* **SET PROBLEM**
Copy all of the material exactly. Pictures are not to appear in the copy.

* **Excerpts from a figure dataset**
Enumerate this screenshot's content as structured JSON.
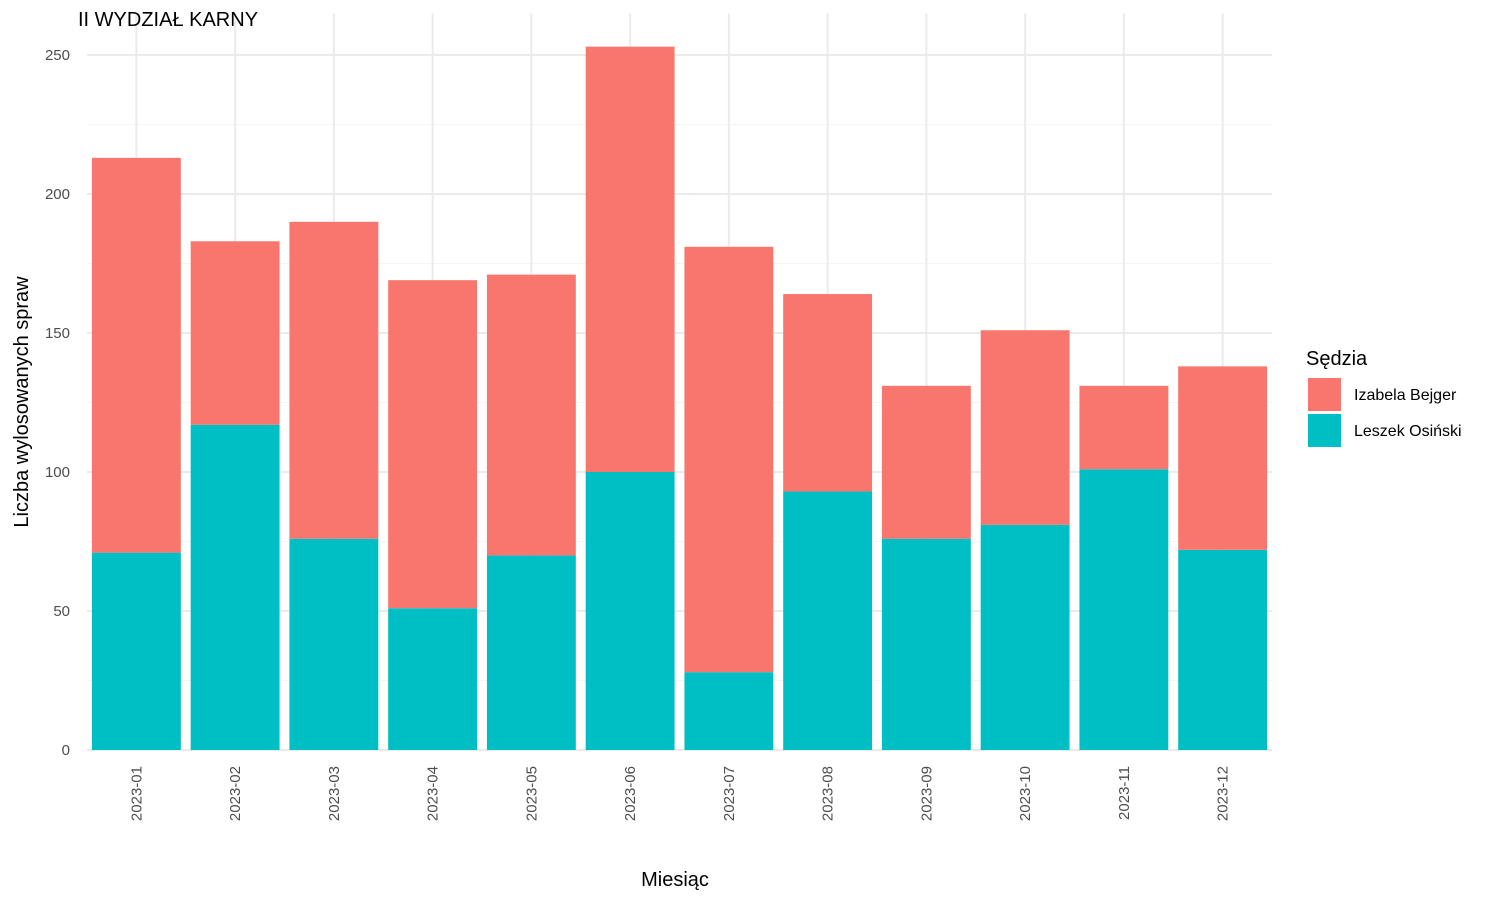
{
  "chart_data": {
    "type": "bar",
    "stacked": true,
    "title": "II WYDZIAŁ KARNY",
    "xlabel": "Miesiąc",
    "ylabel": "Liczba wylosowanych spraw",
    "ylim": [
      0,
      265
    ],
    "yticks": [
      0,
      50,
      100,
      150,
      200,
      250
    ],
    "grid": true,
    "legend": {
      "title": "Sędzia",
      "position": "right"
    },
    "categories": [
      "2023-01",
      "2023-02",
      "2023-03",
      "2023-04",
      "2023-05",
      "2023-06",
      "2023-07",
      "2023-08",
      "2023-09",
      "2023-10",
      "2023-11",
      "2023-12"
    ],
    "series": [
      {
        "name": "Izabela Bejger",
        "color": "#f8766d",
        "values": [
          142,
          66,
          114,
          118,
          101,
          153,
          153,
          71,
          55,
          70,
          30,
          66
        ]
      },
      {
        "name": "Leszek Osiński",
        "color": "#00bfc4",
        "values": [
          71,
          117,
          76,
          51,
          70,
          100,
          28,
          93,
          76,
          81,
          101,
          72
        ]
      }
    ]
  }
}
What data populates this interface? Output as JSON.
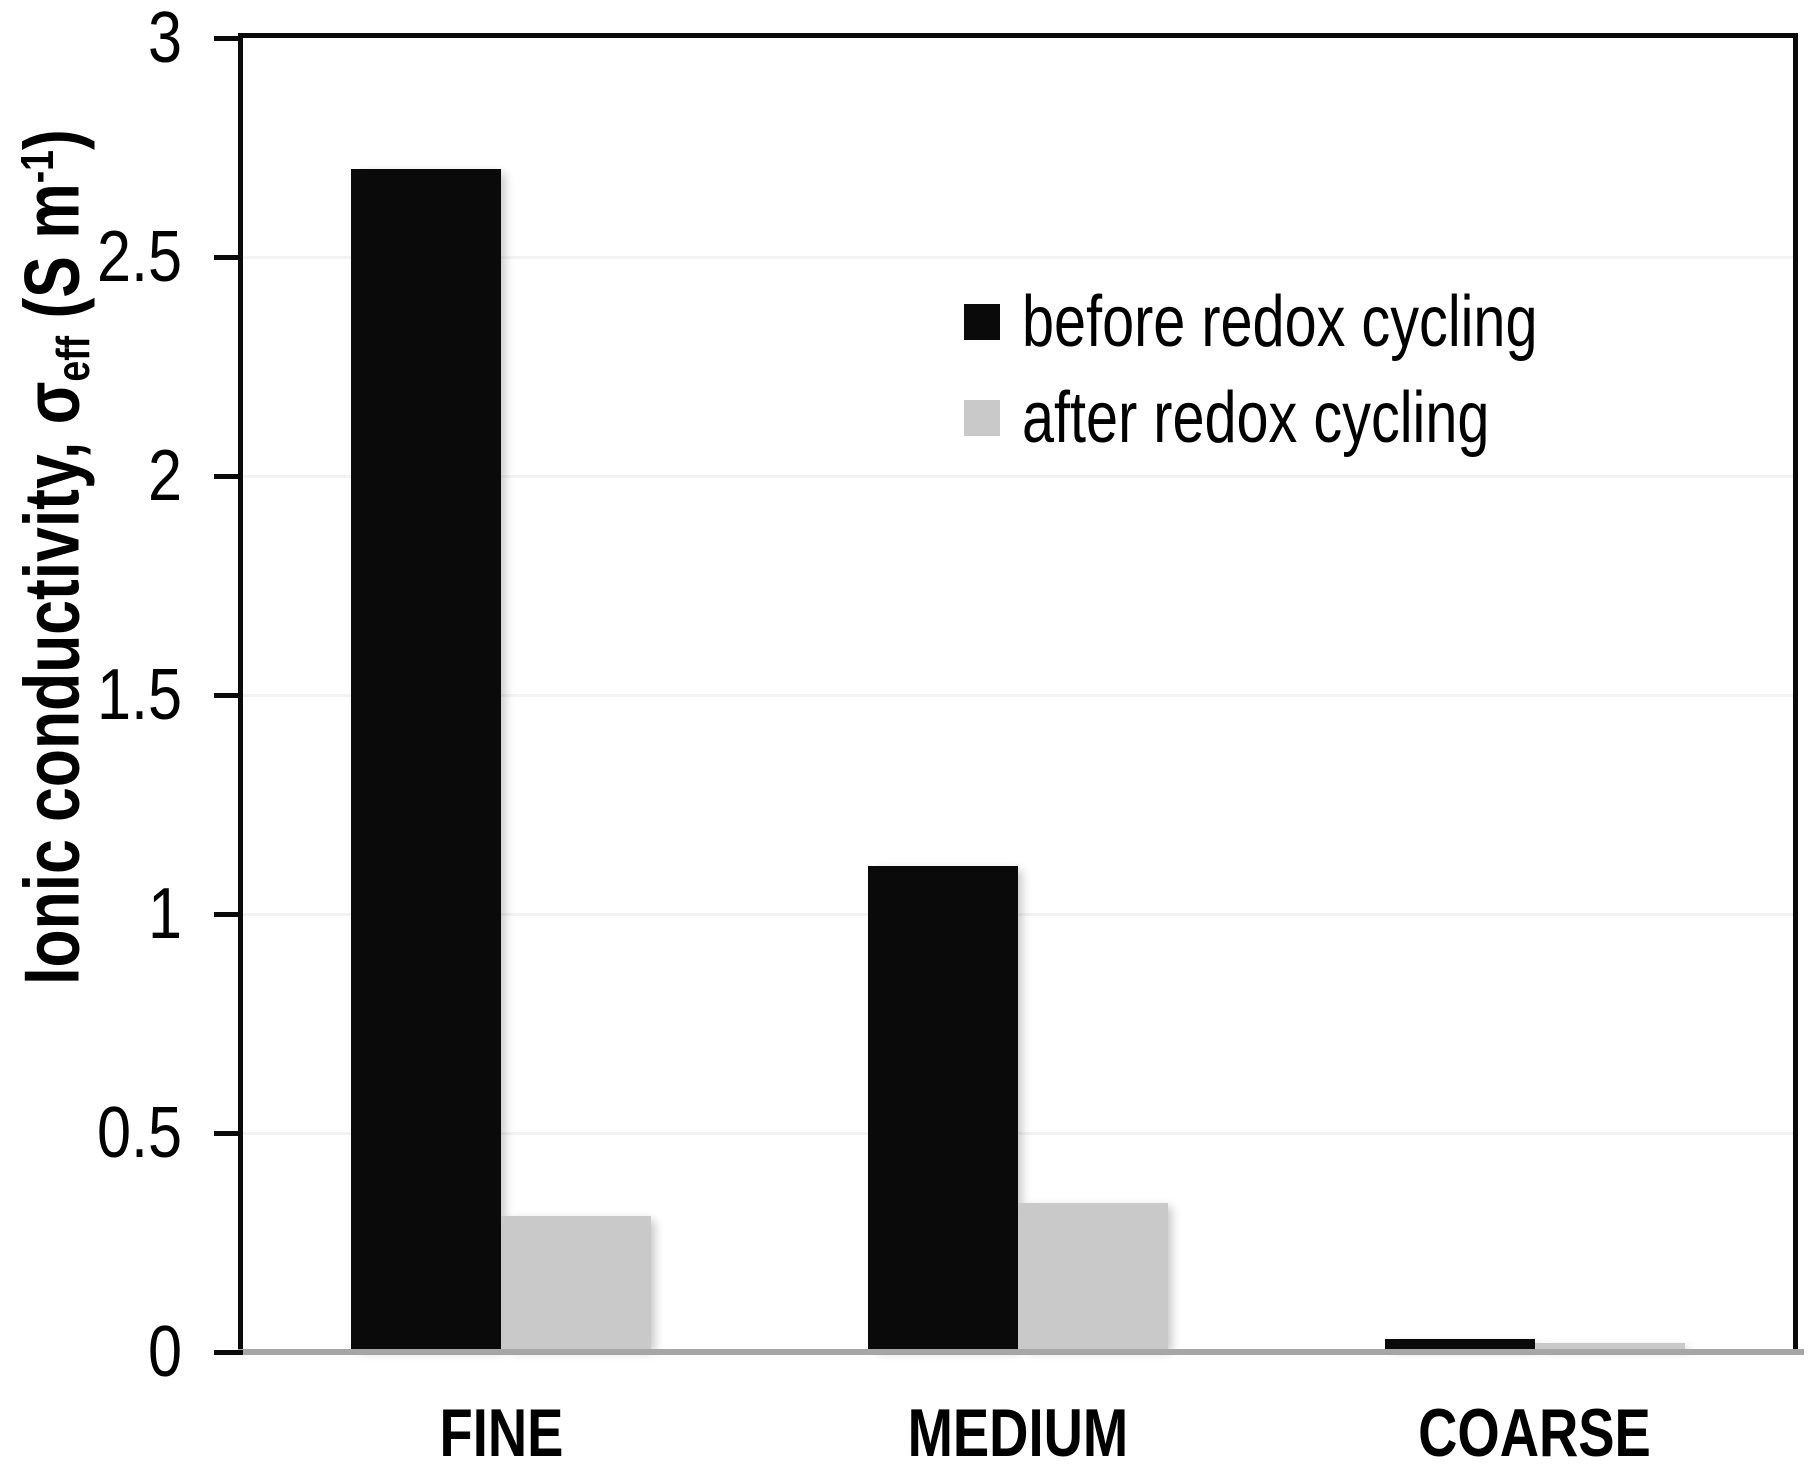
{
  "chart_data": {
    "type": "bar",
    "title": "",
    "categories": [
      "FINE",
      "MEDIUM",
      "COARSE"
    ],
    "series": [
      {
        "name": "before redox cycling",
        "color": "#0a0a0a",
        "values": [
          2.7,
          1.11,
          0.03
        ]
      },
      {
        "name": "after redox cycling",
        "color": "#c9c9c9",
        "values": [
          0.31,
          0.34,
          0.02
        ]
      }
    ],
    "ylabel_plain": "Ionic conductivity, σeff (S m-1)",
    "ylabel_parts": {
      "prefix": "Ionic conductivity, ",
      "sigma": "σ",
      "sigma_sub": "eff",
      "unit_open": " (S m",
      "unit_sup": "-1",
      "unit_close": ")"
    },
    "xlabel": "",
    "ylim": [
      0,
      3
    ],
    "yticks": [
      0,
      0.5,
      1,
      1.5,
      2,
      2.5,
      3
    ],
    "ytick_labels": [
      "0",
      "0.5",
      "1",
      "1.5",
      "2",
      "2.5",
      "3"
    ],
    "grid": "horizontal-light",
    "legend_position": "inside-top-right",
    "colors": {
      "axis_box": "#0a0a0a",
      "baseline": "#a6a6a6",
      "gridline": "#f2f3f5",
      "text": "#000000",
      "background": "#ffffff"
    }
  }
}
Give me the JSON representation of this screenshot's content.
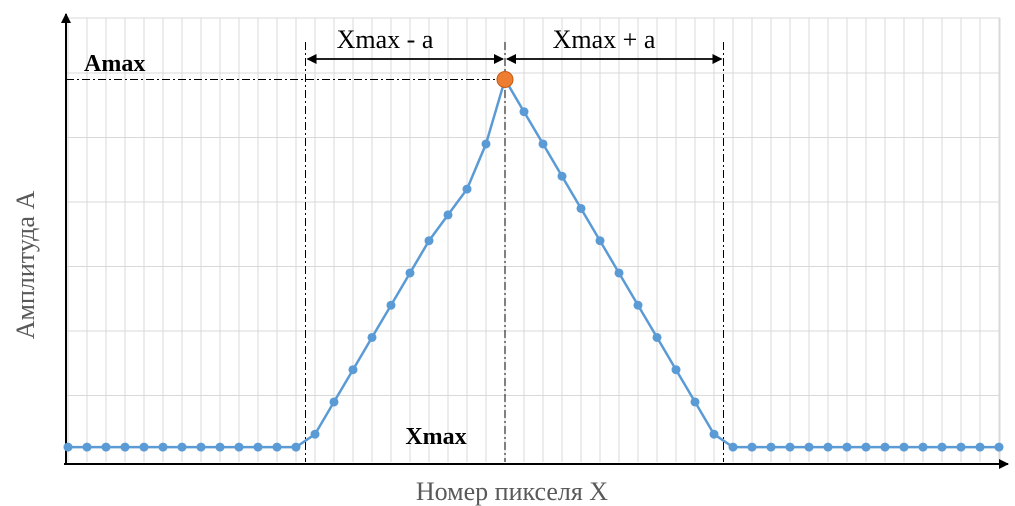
{
  "chart_data": {
    "type": "line",
    "xlabel": "Номер пикселя X",
    "ylabel": "Амплитуда A",
    "xlim": [
      0,
      50
    ],
    "ylim": [
      0,
      6
    ],
    "grid": "vertical gridlines every pixel, horizontal gridlines every unit",
    "series": [
      {
        "x": [
          0,
          1,
          2,
          3,
          4,
          5,
          6,
          7,
          8,
          9,
          10,
          11,
          12,
          13,
          14,
          15,
          16,
          17,
          18,
          19,
          20,
          21,
          22,
          23,
          24,
          25,
          26,
          27,
          28,
          29,
          30,
          31,
          32,
          33,
          34,
          35,
          36,
          37,
          38,
          39,
          40,
          41,
          42,
          43,
          44,
          45,
          46,
          47,
          48,
          49
        ],
        "values": [
          0.2,
          0.2,
          0.2,
          0.2,
          0.2,
          0.2,
          0.2,
          0.2,
          0.2,
          0.2,
          0.2,
          0.2,
          0.2,
          0.4,
          0.9,
          1.4,
          1.9,
          2.4,
          2.9,
          3.4,
          3.8,
          4.2,
          4.9,
          5.9,
          5.4,
          4.9,
          4.4,
          3.9,
          3.4,
          2.9,
          2.4,
          1.9,
          1.4,
          0.9,
          0.4,
          0.2,
          0.2,
          0.2,
          0.2,
          0.2,
          0.2,
          0.2,
          0.2,
          0.2,
          0.2,
          0.2,
          0.2,
          0.2,
          0.2,
          0.2
        ],
        "color": "#5b9bd5"
      }
    ],
    "peak": {
      "x": 23,
      "value": 5.9,
      "color": "#ed7d31"
    },
    "annotations": {
      "amax_label": "Amax",
      "xmax_label": "Xmax",
      "left_range_label": "Xmax - a",
      "right_range_label": "Xmax + a",
      "left_bound_x": 12.5,
      "right_bound_x": 34.5
    }
  }
}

* **EXERCISE OUTPUT**
Enumerate this screenshot's content as structured JSON.
{
  "chart_data": {
    "type": "bar",
    "stacked": true,
    "title": "II WYDZIAŁ KARNY",
    "xlabel": "Miesiąc",
    "ylabel": "Liczba wylosowanych spraw",
    "ylim": [
      0,
      265
    ],
    "yticks": [
      0,
      50,
      100,
      150,
      200,
      250
    ],
    "grid": true,
    "legend": {
      "title": "Sędzia",
      "position": "right"
    },
    "categories": [
      "2023-01",
      "2023-02",
      "2023-03",
      "2023-04",
      "2023-05",
      "2023-06",
      "2023-07",
      "2023-08",
      "2023-09",
      "2023-10",
      "2023-11",
      "2023-12"
    ],
    "series": [
      {
        "name": "Izabela Bejger",
        "color": "#f8766d",
        "values": [
          142,
          66,
          114,
          118,
          101,
          153,
          153,
          71,
          55,
          70,
          30,
          66
        ]
      },
      {
        "name": "Leszek Osiński",
        "color": "#00bfc4",
        "values": [
          71,
          117,
          76,
          51,
          70,
          100,
          28,
          93,
          76,
          81,
          101,
          72
        ]
      }
    ]
  }
}
What data populates this interface? Output as JSON.
{
  "chart_data": {
    "type": "bar",
    "title": "",
    "categories": [
      "FINE",
      "MEDIUM",
      "COARSE"
    ],
    "series": [
      {
        "name": "before redox cycling",
        "color": "#0a0a0a",
        "values": [
          2.7,
          1.11,
          0.03
        ]
      },
      {
        "name": "after redox cycling",
        "color": "#c9c9c9",
        "values": [
          0.31,
          0.34,
          0.02
        ]
      }
    ],
    "ylabel_plain": "Ionic conductivity, σeff (S m-1)",
    "ylabel_parts": {
      "prefix": "Ionic conductivity, ",
      "sigma": "σ",
      "sigma_sub": "eff",
      "unit_open": " (S m",
      "unit_sup": "-1",
      "unit_close": ")"
    },
    "xlabel": "",
    "ylim": [
      0,
      3
    ],
    "yticks": [
      0,
      0.5,
      1,
      1.5,
      2,
      2.5,
      3
    ],
    "ytick_labels": [
      "0",
      "0.5",
      "1",
      "1.5",
      "2",
      "2.5",
      "3"
    ],
    "grid": "horizontal-light",
    "legend_position": "inside-top-right",
    "colors": {
      "axis_box": "#0a0a0a",
      "baseline": "#a6a6a6",
      "gridline": "#f2f3f5",
      "text": "#000000",
      "background": "#ffffff"
    }
  }
}
Give me the JSON representation of this screenshot's content.
{
  "chart_data": {
    "type": "line",
    "xlabel": "Номер пикселя X",
    "ylabel": "Амплитуда A",
    "xlim": [
      0,
      50
    ],
    "ylim": [
      0,
      6
    ],
    "grid": "vertical gridlines every pixel, horizontal gridlines every unit",
    "series": [
      {
        "x": [
          0,
          1,
          2,
          3,
          4,
          5,
          6,
          7,
          8,
          9,
          10,
          11,
          12,
          13,
          14,
          15,
          16,
          17,
          18,
          19,
          20,
          21,
          22,
          23,
          24,
          25,
          26,
          27,
          28,
          29,
          30,
          31,
          32,
          33,
          34,
          35,
          36,
          37,
          38,
          39,
          40,
          41,
          42,
          43,
          44,
          45,
          46,
          47,
          48,
          49
        ],
        "values": [
          0.2,
          0.2,
          0.2,
          0.2,
          0.2,
          0.2,
          0.2,
          0.2,
          0.2,
          0.2,
          0.2,
          0.2,
          0.2,
          0.4,
          0.9,
          1.4,
          1.9,
          2.4,
          2.9,
          3.4,
          3.8,
          4.2,
          4.9,
          5.9,
          5.4,
          4.9,
          4.4,
          3.9,
          3.4,
          2.9,
          2.4,
          1.9,
          1.4,
          0.9,
          0.4,
          0.2,
          0.2,
          0.2,
          0.2,
          0.2,
          0.2,
          0.2,
          0.2,
          0.2,
          0.2,
          0.2,
          0.2,
          0.2,
          0.2,
          0.2
        ],
        "color": "#5b9bd5"
      }
    ],
    "peak": {
      "x": 23,
      "value": 5.9,
      "color": "#ed7d31"
    },
    "annotations": {
      "amax_label": "Amax",
      "xmax_label": "Xmax",
      "left_range_label": "Xmax - a",
      "right_range_label": "Xmax + a",
      "left_bound_x": 12.5,
      "right_bound_x": 34.5
    }
  }
}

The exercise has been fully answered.